> _Brief_: Reproduce the listing exactly and skip over any pictures.
[Begin Data section]
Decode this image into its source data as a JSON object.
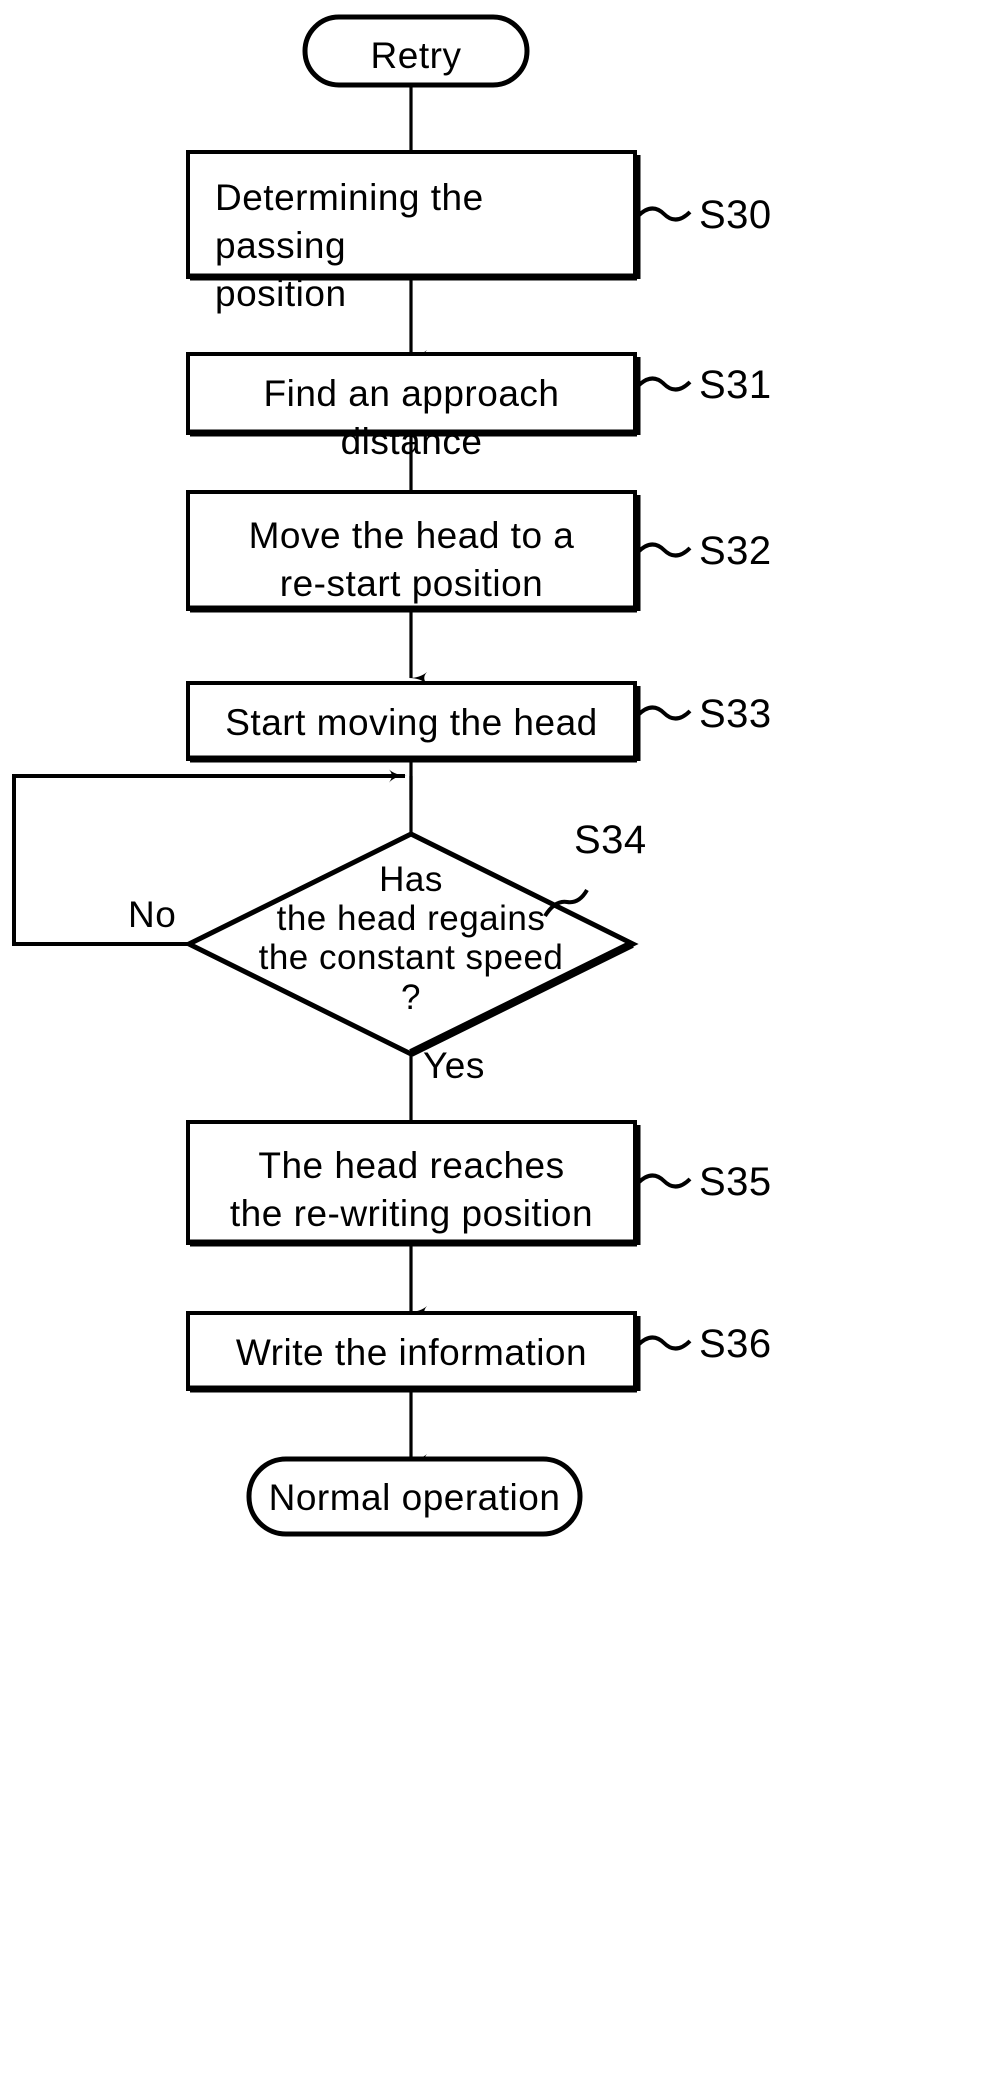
{
  "figure": {
    "type": "flowchart",
    "orientation": "vertical",
    "style": "patent-line-drawing",
    "colors": {
      "stroke": "#000000",
      "fill": "#ffffff",
      "background": "#ffffff"
    }
  },
  "nodes": {
    "start": {
      "id": "start",
      "shape": "terminator",
      "label": "Retry"
    },
    "s30": {
      "id": "S30",
      "shape": "process",
      "label": "Determining the passing\nposition",
      "align": "left",
      "ref": "S30"
    },
    "s31": {
      "id": "S31",
      "shape": "process",
      "label": "Find an approach distance",
      "align": "center",
      "ref": "S31"
    },
    "s32": {
      "id": "S32",
      "shape": "process",
      "label": "Move the head to a\nre-start position",
      "align": "center",
      "ref": "S32"
    },
    "s33": {
      "id": "S33",
      "shape": "process",
      "label": "Start moving the head",
      "align": "center",
      "ref": "S33"
    },
    "s34": {
      "id": "S34",
      "shape": "decision",
      "label": "Has\nthe head regains\nthe constant speed\n?",
      "ref": "S34",
      "branch_no": "No",
      "branch_yes": "Yes"
    },
    "s35": {
      "id": "S35",
      "shape": "process",
      "label": "The head reaches\nthe re-writing position",
      "align": "center",
      "ref": "S35"
    },
    "s36": {
      "id": "S36",
      "shape": "process",
      "label": "Write the information",
      "align": "center",
      "ref": "S36"
    },
    "end": {
      "id": "end",
      "shape": "terminator",
      "label": "Normal operation"
    }
  },
  "edges": [
    {
      "from": "start",
      "to": "s30",
      "label": ""
    },
    {
      "from": "s30",
      "to": "s31",
      "label": ""
    },
    {
      "from": "s31",
      "to": "s32",
      "label": ""
    },
    {
      "from": "s32",
      "to": "s33",
      "label": ""
    },
    {
      "from": "s33",
      "to": "s34",
      "label": ""
    },
    {
      "from": "s34",
      "to": "s34-loop",
      "label": "No"
    },
    {
      "from": "s34",
      "to": "s35",
      "label": "Yes"
    },
    {
      "from": "s35",
      "to": "s36",
      "label": ""
    },
    {
      "from": "s36",
      "to": "end",
      "label": ""
    }
  ]
}
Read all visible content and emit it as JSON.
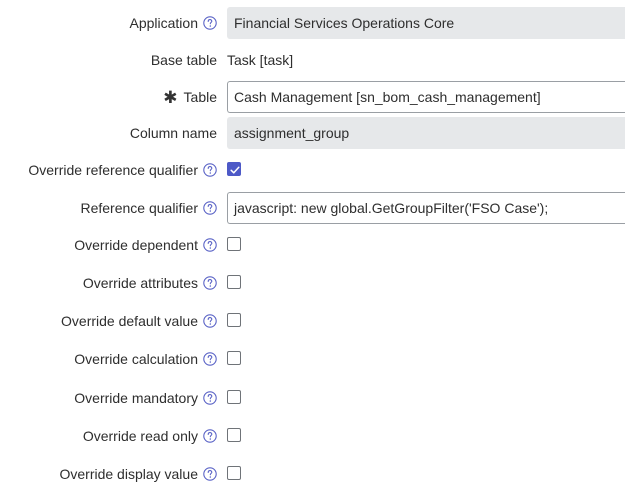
{
  "colors": {
    "accent": "#4d59c7",
    "readonly_bg": "#e6e8ea",
    "text": "#2e2e2e",
    "help_icon": "#5a63c6"
  },
  "fields": {
    "application": {
      "label": "Application",
      "value": "Financial Services Operations Core"
    },
    "base_table": {
      "label": "Base table",
      "value": "Task [task]"
    },
    "table": {
      "label": "Table",
      "mandatory_mark": "✱",
      "value": "Cash Management [sn_bom_cash_management]"
    },
    "column_name": {
      "label": "Column name",
      "value": "assignment_group"
    },
    "override_reference_qualifier": {
      "label": "Override reference qualifier",
      "checked": true
    },
    "reference_qualifier": {
      "label": "Reference qualifier",
      "value": "javascript: new global.GetGroupFilter('FSO Case');"
    },
    "override_dependent": {
      "label": "Override dependent",
      "checked": false
    },
    "override_attributes": {
      "label": "Override attributes",
      "checked": false
    },
    "override_default_value": {
      "label": "Override default value",
      "checked": false
    },
    "override_calculation": {
      "label": "Override calculation",
      "checked": false
    },
    "override_mandatory": {
      "label": "Override mandatory",
      "checked": false
    },
    "override_read_only": {
      "label": "Override read only",
      "checked": false
    },
    "override_display_value": {
      "label": "Override display value",
      "checked": false
    }
  },
  "icons": {
    "help": "help-circle-icon",
    "check": "check-icon"
  }
}
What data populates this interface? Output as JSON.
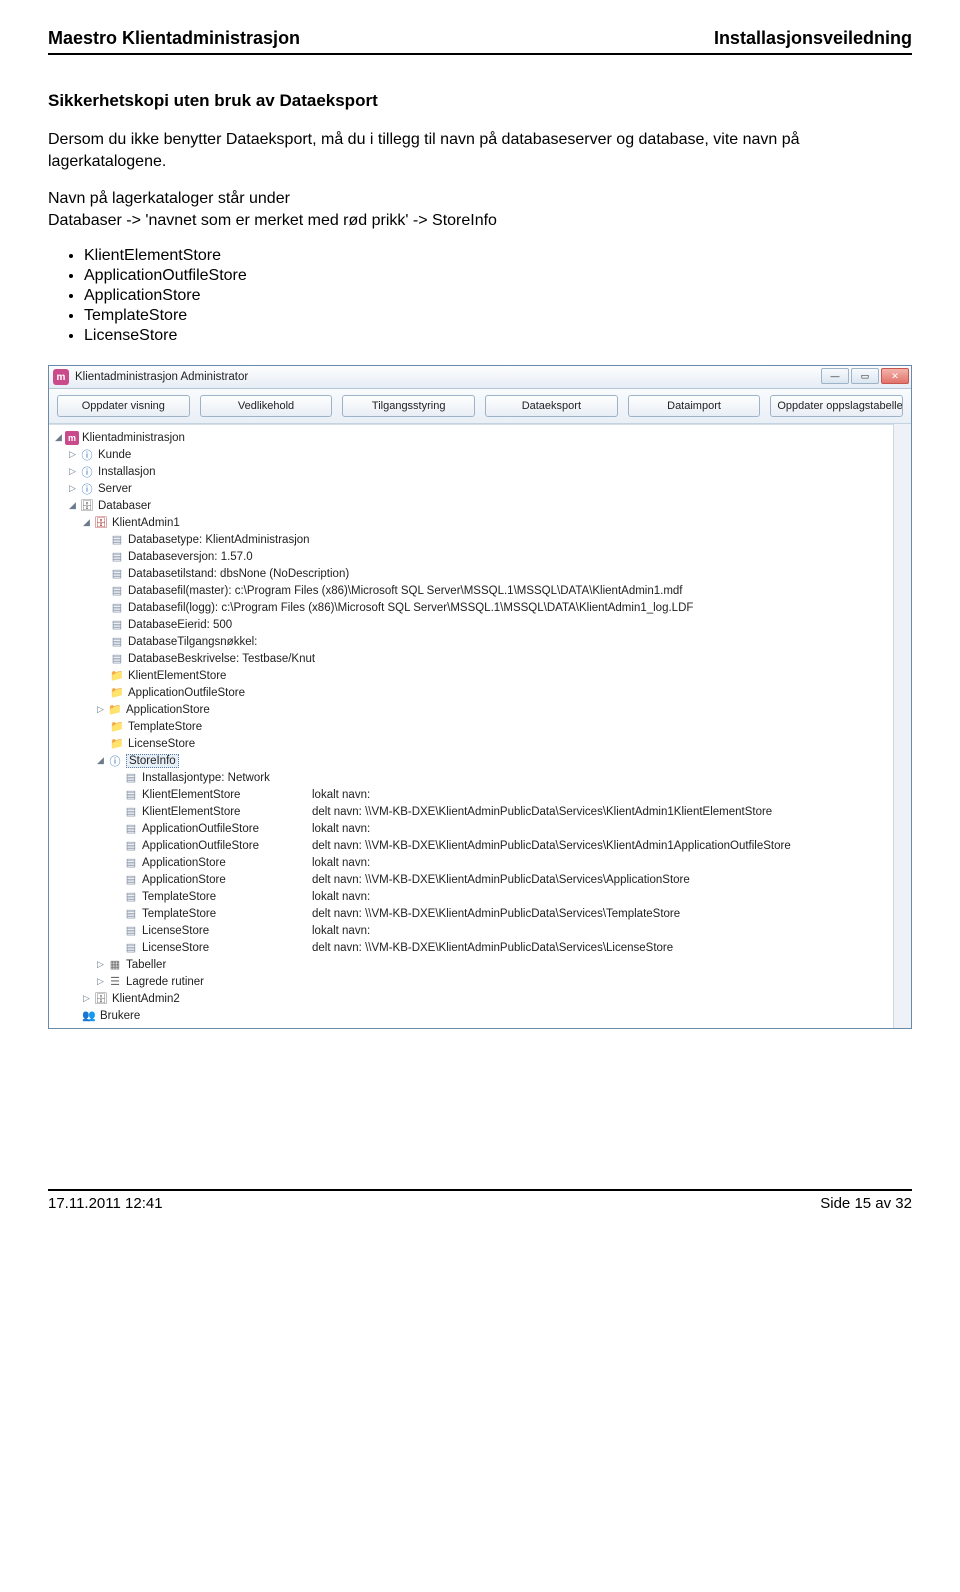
{
  "doc": {
    "header_left": "Maestro Klientadministrasjon",
    "header_right": "Installasjonsveiledning",
    "section_title": "Sikkerhetskopi uten bruk av Dataeksport",
    "para1": "Dersom du ikke benytter Dataeksport, må du i tillegg til navn på databaseserver og database, vite navn på lagerkatalogene.",
    "para2a": "Navn på lagerkataloger står under",
    "para2b": "Databaser -> 'navnet som er merket med rød prikk' -> StoreInfo",
    "stores": [
      "KlientElementStore",
      "ApplicationOutfileStore",
      "ApplicationStore",
      "TemplateStore",
      "LicenseStore"
    ],
    "footer_left": "17.11.2011 12:41",
    "footer_right": "Side 15 av 32"
  },
  "app": {
    "title": "Klientadministrasjon Administrator",
    "toolbar": [
      "Oppdater visning",
      "Vedlikehold",
      "Tilgangsstyring",
      "Dataeksport",
      "Dataimport",
      "Oppdater oppslagstabeller"
    ],
    "tree": {
      "root": "Klientadministrasjon",
      "top_children": [
        "Kunde",
        "Installasjon",
        "Server"
      ],
      "databaser": "Databaser",
      "db1": "KlientAdmin1",
      "db1_props": [
        "Databasetype: KlientAdministrasjon",
        "Databaseversjon: 1.57.0",
        "Databasetilstand: dbsNone (NoDescription)",
        "Databasefil(master): c:\\Program Files (x86)\\Microsoft SQL Server\\MSSQL.1\\MSSQL\\DATA\\KlientAdmin1.mdf",
        "Databasefil(logg): c:\\Program Files (x86)\\Microsoft SQL Server\\MSSQL.1\\MSSQL\\DATA\\KlientAdmin1_log.LDF",
        "DatabaseEierid: 500",
        "DatabaseTilgangsnøkkel:",
        "DatabaseBeskrivelse: Testbase/Knut"
      ],
      "db1_folders": [
        "KlientElementStore",
        "ApplicationOutfileStore",
        "ApplicationStore",
        "TemplateStore",
        "LicenseStore"
      ],
      "storeinfo": "StoreInfo",
      "storeinfo_first": "Installasjontype: Network",
      "storeinfo_rows": [
        {
          "k": "KlientElementStore",
          "v": "lokalt navn:"
        },
        {
          "k": "KlientElementStore",
          "v": "delt  navn: \\\\VM-KB-DXE\\KlientAdminPublicData\\Services\\KlientAdmin1KlientElementStore"
        },
        {
          "k": "ApplicationOutfileStore",
          "v": "lokalt navn:"
        },
        {
          "k": "ApplicationOutfileStore",
          "v": "delt  navn: \\\\VM-KB-DXE\\KlientAdminPublicData\\Services\\KlientAdmin1ApplicationOutfileStore"
        },
        {
          "k": "ApplicationStore",
          "v": "lokalt navn:"
        },
        {
          "k": "ApplicationStore",
          "v": "delt  navn: \\\\VM-KB-DXE\\KlientAdminPublicData\\Services\\ApplicationStore"
        },
        {
          "k": "TemplateStore",
          "v": "lokalt navn:"
        },
        {
          "k": "TemplateStore",
          "v": "delt  navn: \\\\VM-KB-DXE\\KlientAdminPublicData\\Services\\TemplateStore"
        },
        {
          "k": "LicenseStore",
          "v": "lokalt navn:"
        },
        {
          "k": "LicenseStore",
          "v": "delt  navn: \\\\VM-KB-DXE\\KlientAdminPublicData\\Services\\LicenseStore"
        }
      ],
      "db1_tail": [
        "Tabeller",
        "Lagrede rutiner"
      ],
      "db2": "KlientAdmin2",
      "brukere": "Brukere"
    }
  }
}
[End Data section]
> _Worked solution_:
Decode this image into its source data as a JSON object.
{
  "figure": {
    "type": "flowchart",
    "orientation": "vertical",
    "style": "patent-line-drawing",
    "colors": {
      "stroke": "#000000",
      "fill": "#ffffff",
      "background": "#ffffff"
    }
  },
  "nodes": {
    "start": {
      "id": "start",
      "shape": "terminator",
      "label": "Retry"
    },
    "s30": {
      "id": "S30",
      "shape": "process",
      "label": "Determining the passing\nposition",
      "align": "left",
      "ref": "S30"
    },
    "s31": {
      "id": "S31",
      "shape": "process",
      "label": "Find an approach distance",
      "align": "center",
      "ref": "S31"
    },
    "s32": {
      "id": "S32",
      "shape": "process",
      "label": "Move the head to a\nre-start position",
      "align": "center",
      "ref": "S32"
    },
    "s33": {
      "id": "S33",
      "shape": "process",
      "label": "Start moving the head",
      "align": "center",
      "ref": "S33"
    },
    "s34": {
      "id": "S34",
      "shape": "decision",
      "label": "Has\nthe head regains\nthe constant speed\n?",
      "ref": "S34",
      "branch_no": "No",
      "branch_yes": "Yes"
    },
    "s35": {
      "id": "S35",
      "shape": "process",
      "label": "The head reaches\nthe re-writing position",
      "align": "center",
      "ref": "S35"
    },
    "s36": {
      "id": "S36",
      "shape": "process",
      "label": "Write the information",
      "align": "center",
      "ref": "S36"
    },
    "end": {
      "id": "end",
      "shape": "terminator",
      "label": "Normal operation"
    }
  },
  "edges": [
    {
      "from": "start",
      "to": "s30",
      "label": ""
    },
    {
      "from": "s30",
      "to": "s31",
      "label": ""
    },
    {
      "from": "s31",
      "to": "s32",
      "label": ""
    },
    {
      "from": "s32",
      "to": "s33",
      "label": ""
    },
    {
      "from": "s33",
      "to": "s34",
      "label": ""
    },
    {
      "from": "s34",
      "to": "s34-loop",
      "label": "No"
    },
    {
      "from": "s34",
      "to": "s35",
      "label": "Yes"
    },
    {
      "from": "s35",
      "to": "s36",
      "label": ""
    },
    {
      "from": "s36",
      "to": "end",
      "label": ""
    }
  ]
}
Read all visible content and emit it as JSON.
{
  "colors": {
    "accent": "#4d59c7",
    "readonly_bg": "#e6e8ea",
    "text": "#2e2e2e",
    "help_icon": "#5a63c6"
  },
  "fields": {
    "application": {
      "label": "Application",
      "value": "Financial Services Operations Core"
    },
    "base_table": {
      "label": "Base table",
      "value": "Task [task]"
    },
    "table": {
      "label": "Table",
      "mandatory_mark": "✱",
      "value": "Cash Management [sn_bom_cash_management]"
    },
    "column_name": {
      "label": "Column name",
      "value": "assignment_group"
    },
    "override_reference_qualifier": {
      "label": "Override reference qualifier",
      "checked": true
    },
    "reference_qualifier": {
      "label": "Reference qualifier",
      "value": "javascript: new global.GetGroupFilter('FSO Case');"
    },
    "override_dependent": {
      "label": "Override dependent",
      "checked": false
    },
    "override_attributes": {
      "label": "Override attributes",
      "checked": false
    },
    "override_default_value": {
      "label": "Override default value",
      "checked": false
    },
    "override_calculation": {
      "label": "Override calculation",
      "checked": false
    },
    "override_mandatory": {
      "label": "Override mandatory",
      "checked": false
    },
    "override_read_only": {
      "label": "Override read only",
      "checked": false
    },
    "override_display_value": {
      "label": "Override display value",
      "checked": false
    }
  },
  "icons": {
    "help": "help-circle-icon",
    "check": "check-icon"
  }
}
What data populates this interface? Output as JSON.
{
  "doc": {
    "header_left": "Maestro Klientadministrasjon",
    "header_right": "Installasjonsveiledning",
    "section_title": "Sikkerhetskopi uten bruk av Dataeksport",
    "para1": "Dersom du ikke benytter Dataeksport, må du i tillegg til navn på databaseserver og database, vite navn på lagerkatalogene.",
    "para2a": "Navn på lagerkataloger står under",
    "para2b": "Databaser -> 'navnet som er merket med rød prikk' -> StoreInfo",
    "stores": [
      "KlientElementStore",
      "ApplicationOutfileStore",
      "ApplicationStore",
      "TemplateStore",
      "LicenseStore"
    ],
    "footer_left": "17.11.2011 12:41",
    "footer_right": "Side 15 av 32"
  },
  "app": {
    "title": "Klientadministrasjon Administrator",
    "toolbar": [
      "Oppdater visning",
      "Vedlikehold",
      "Tilgangsstyring",
      "Dataeksport",
      "Dataimport",
      "Oppdater oppslagstabeller"
    ],
    "tree": {
      "root": "Klientadministrasjon",
      "top_children": [
        "Kunde",
        "Installasjon",
        "Server"
      ],
      "databaser": "Databaser",
      "db1": "KlientAdmin1",
      "db1_props": [
        "Databasetype: KlientAdministrasjon",
        "Databaseversjon: 1.57.0",
        "Databasetilstand: dbsNone (NoDescription)",
        "Databasefil(master): c:\\Program Files (x86)\\Microsoft SQL Server\\MSSQL.1\\MSSQL\\DATA\\KlientAdmin1.mdf",
        "Databasefil(logg): c:\\Program Files (x86)\\Microsoft SQL Server\\MSSQL.1\\MSSQL\\DATA\\KlientAdmin1_log.LDF",
        "DatabaseEierid: 500",
        "DatabaseTilgangsnøkkel:",
        "DatabaseBeskrivelse: Testbase/Knut"
      ],
      "db1_folders": [
        "KlientElementStore",
        "ApplicationOutfileStore",
        "ApplicationStore",
        "TemplateStore",
        "LicenseStore"
      ],
      "storeinfo": "StoreInfo",
      "storeinfo_first": "Installasjontype: Network",
      "storeinfo_rows": [
        {
          "k": "KlientElementStore",
          "v": "lokalt navn:"
        },
        {
          "k": "KlientElementStore",
          "v": "delt  navn: \\\\VM-KB-DXE\\KlientAdminPublicData\\Services\\KlientAdmin1KlientElementStore"
        },
        {
          "k": "ApplicationOutfileStore",
          "v": "lokalt navn:"
        },
        {
          "k": "ApplicationOutfileStore",
          "v": "delt  navn: \\\\VM-KB-DXE\\KlientAdminPublicData\\Services\\KlientAdmin1ApplicationOutfileStore"
        },
        {
          "k": "ApplicationStore",
          "v": "lokalt navn:"
        },
        {
          "k": "ApplicationStore",
          "v": "delt  navn: \\\\VM-KB-DXE\\KlientAdminPublicData\\Services\\ApplicationStore"
        },
        {
          "k": "TemplateStore",
          "v": "lokalt navn:"
        },
        {
          "k": "TemplateStore",
          "v": "delt  navn: \\\\VM-KB-DXE\\KlientAdminPublicData\\Services\\TemplateStore"
        },
        {
          "k": "LicenseStore",
          "v": "lokalt navn:"
        },
        {
          "k": "LicenseStore",
          "v": "delt  navn: \\\\VM-KB-DXE\\KlientAdminPublicData\\Services\\LicenseStore"
        }
      ],
      "db1_tail": [
        "Tabeller",
        "Lagrede rutiner"
      ],
      "db2": "KlientAdmin2",
      "brukere": "Brukere"
    }
  }
}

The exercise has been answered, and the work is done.